━━━ Excerpted records ━━━

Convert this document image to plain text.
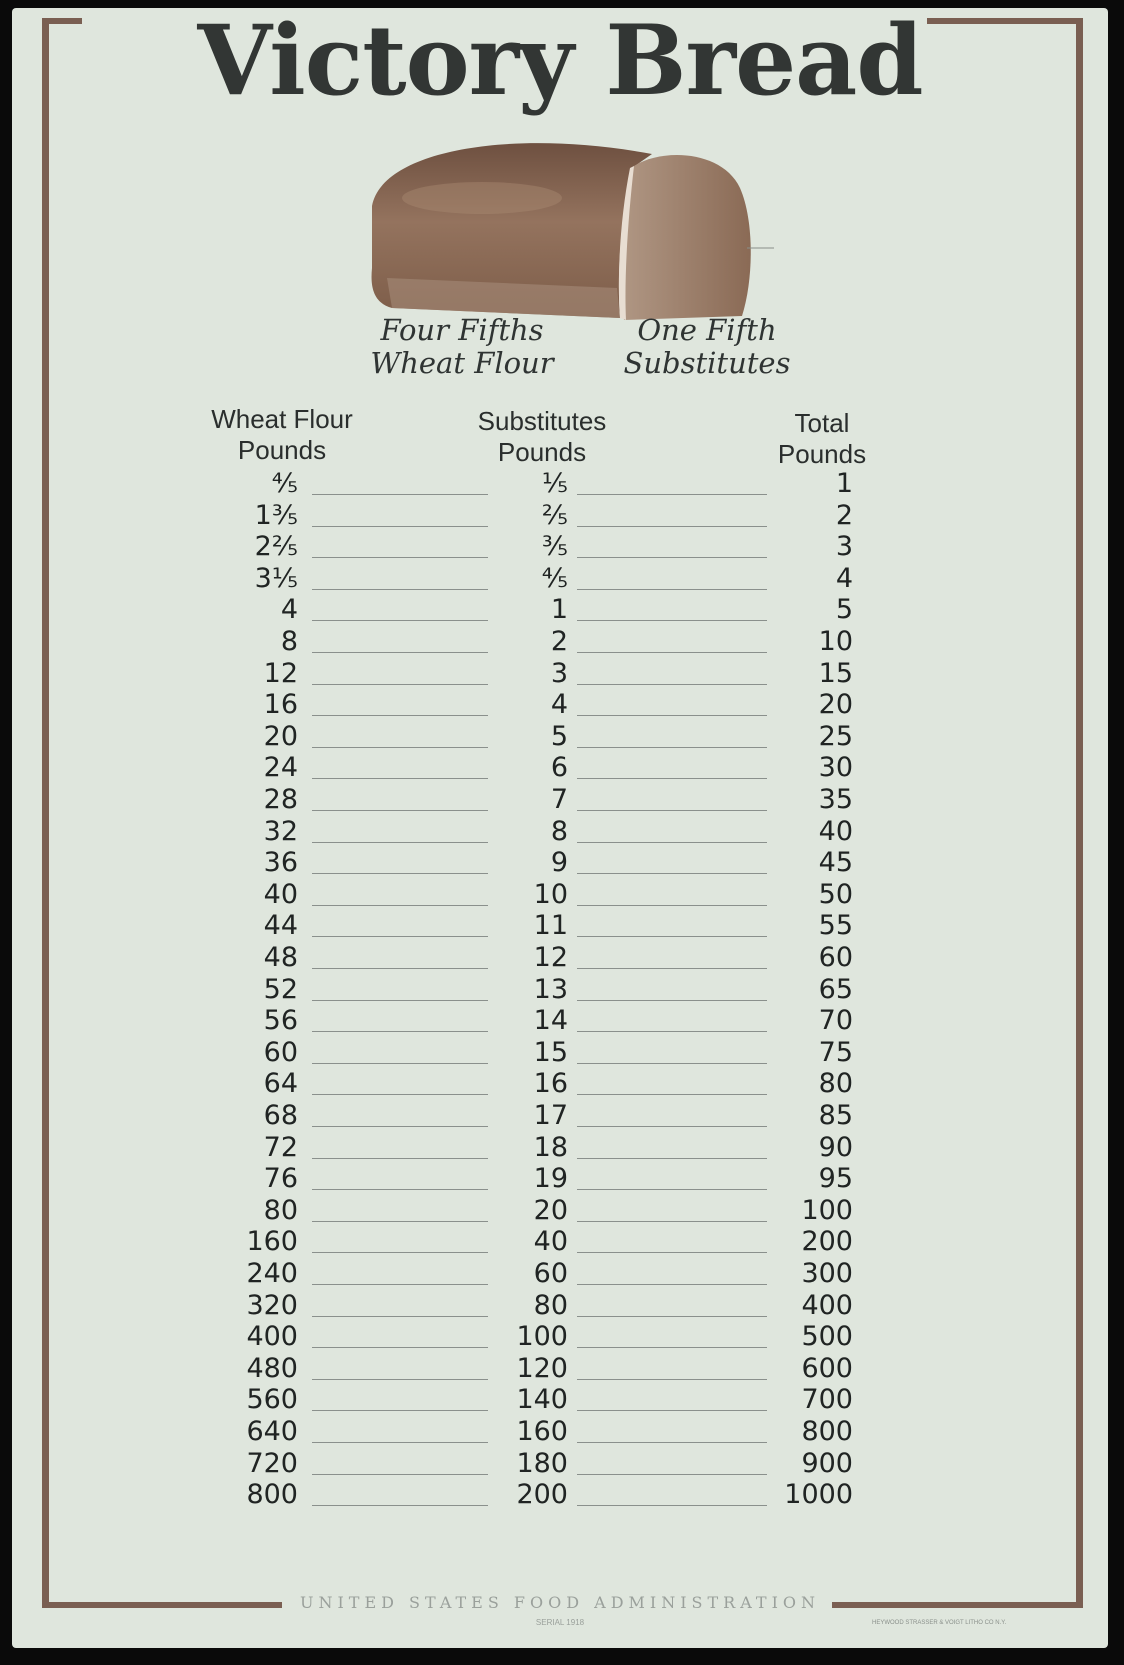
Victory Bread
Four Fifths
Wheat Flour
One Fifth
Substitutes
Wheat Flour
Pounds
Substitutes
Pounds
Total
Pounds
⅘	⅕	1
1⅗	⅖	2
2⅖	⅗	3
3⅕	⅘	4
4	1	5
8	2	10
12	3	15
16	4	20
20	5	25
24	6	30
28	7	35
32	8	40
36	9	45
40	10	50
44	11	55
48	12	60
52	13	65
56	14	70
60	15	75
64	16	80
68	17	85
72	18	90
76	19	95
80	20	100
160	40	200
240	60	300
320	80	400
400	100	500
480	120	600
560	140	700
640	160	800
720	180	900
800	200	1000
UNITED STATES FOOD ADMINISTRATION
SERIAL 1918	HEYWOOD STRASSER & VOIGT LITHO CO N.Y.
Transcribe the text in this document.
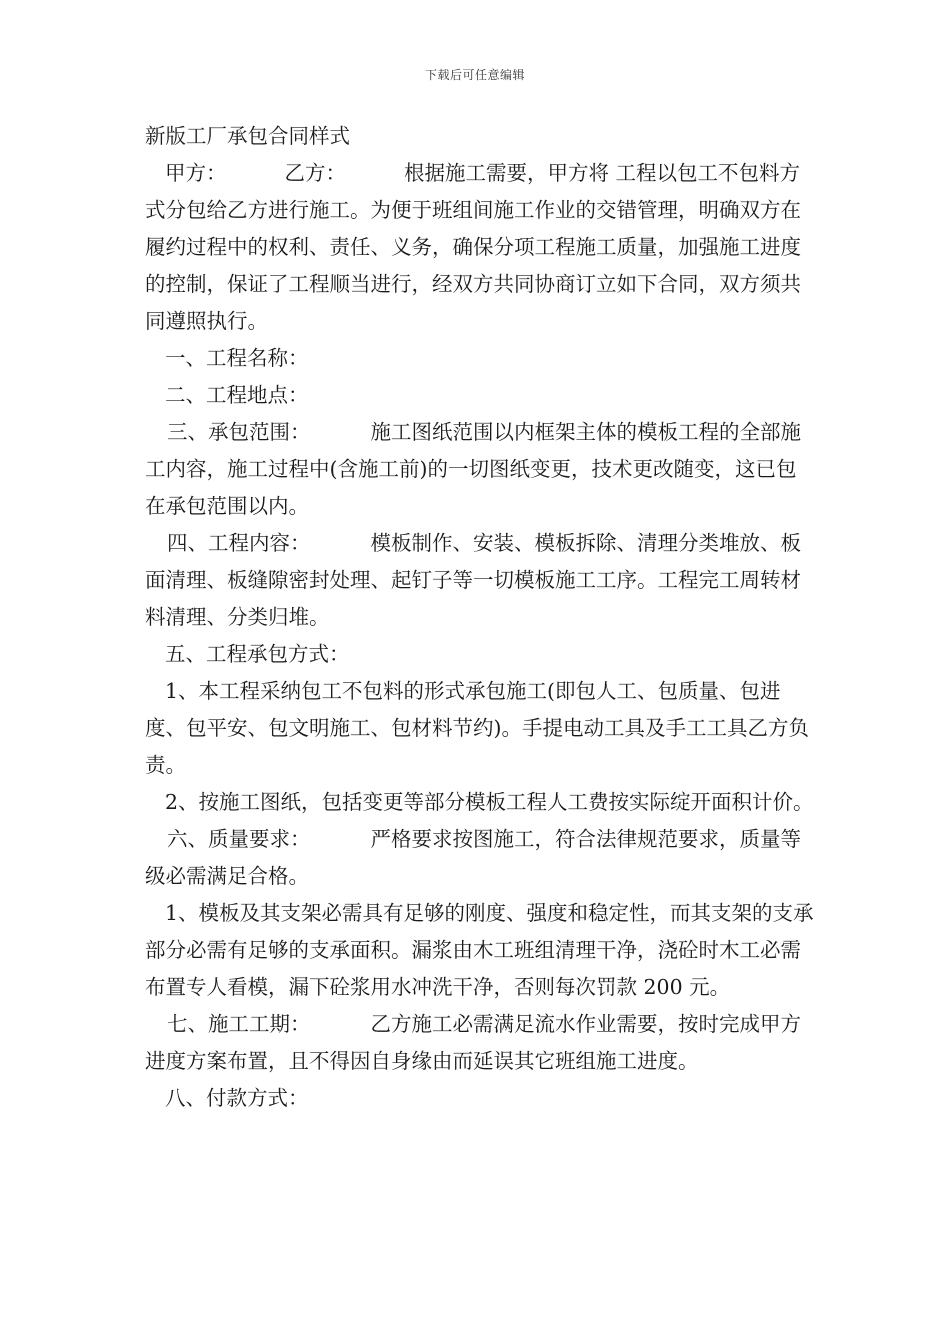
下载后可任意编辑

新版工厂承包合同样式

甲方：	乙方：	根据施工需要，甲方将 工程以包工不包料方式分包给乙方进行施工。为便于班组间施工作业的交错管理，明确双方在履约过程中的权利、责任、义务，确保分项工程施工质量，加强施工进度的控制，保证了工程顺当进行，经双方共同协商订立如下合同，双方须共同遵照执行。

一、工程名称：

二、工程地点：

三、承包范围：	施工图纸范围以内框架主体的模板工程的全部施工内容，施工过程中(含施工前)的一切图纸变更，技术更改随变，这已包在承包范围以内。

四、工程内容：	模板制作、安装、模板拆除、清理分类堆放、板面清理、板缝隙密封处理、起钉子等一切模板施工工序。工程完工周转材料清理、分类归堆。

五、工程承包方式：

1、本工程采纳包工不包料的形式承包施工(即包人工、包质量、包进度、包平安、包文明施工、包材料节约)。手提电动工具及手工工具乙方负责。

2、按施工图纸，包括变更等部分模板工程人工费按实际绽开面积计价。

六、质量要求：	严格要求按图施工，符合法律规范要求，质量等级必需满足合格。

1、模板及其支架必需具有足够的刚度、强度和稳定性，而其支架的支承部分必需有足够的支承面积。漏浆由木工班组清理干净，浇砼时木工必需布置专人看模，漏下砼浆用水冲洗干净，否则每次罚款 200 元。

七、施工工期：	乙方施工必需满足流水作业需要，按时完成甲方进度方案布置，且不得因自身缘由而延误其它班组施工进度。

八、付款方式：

━━━

→ Written request
Beginning with the line with "Transcribe the text in this document.", repeat the entries above exactly, up to and including the last line, leaving out pictures.

→ Solution for this exercise
Transcribe the text in this document.
下载后可任意编辑

新版工厂承包合同样式

甲方：	乙方：	根据施工需要，甲方将 工程以包工不包料方式分包给乙方进行施工。为便于班组间施工作业的交错管理，明确双方在履约过程中的权利、责任、义务，确保分项工程施工质量，加强施工进度的控制，保证了工程顺当进行，经双方共同协商订立如下合同，双方须共同遵照执行。

一、工程名称：

二、工程地点：

三、承包范围：	施工图纸范围以内框架主体的模板工程的全部施工内容，施工过程中(含施工前)的一切图纸变更，技术更改随变，这已包在承包范围以内。

四、工程内容：	模板制作、安装、模板拆除、清理分类堆放、板面清理、板缝隙密封处理、起钉子等一切模板施工工序。工程完工周转材料清理、分类归堆。

五、工程承包方式：

1、本工程采纳包工不包料的形式承包施工(即包人工、包质量、包进度、包平安、包文明施工、包材料节约)。手提电动工具及手工工具乙方负责。

2、按施工图纸，包括变更等部分模板工程人工费按实际绽开面积计价。

六、质量要求：	严格要求按图施工，符合法律规范要求，质量等级必需满足合格。

1、模板及其支架必需具有足够的刚度、强度和稳定性，而其支架的支承部分必需有足够的支承面积。漏浆由木工班组清理干净，浇砼时木工必需布置专人看模，漏下砼浆用水冲洗干净，否则每次罚款 200 元。

七、施工工期：	乙方施工必需满足流水作业需要，按时完成甲方进度方案布置，且不得因自身缘由而延误其它班组施工进度。

八、付款方式：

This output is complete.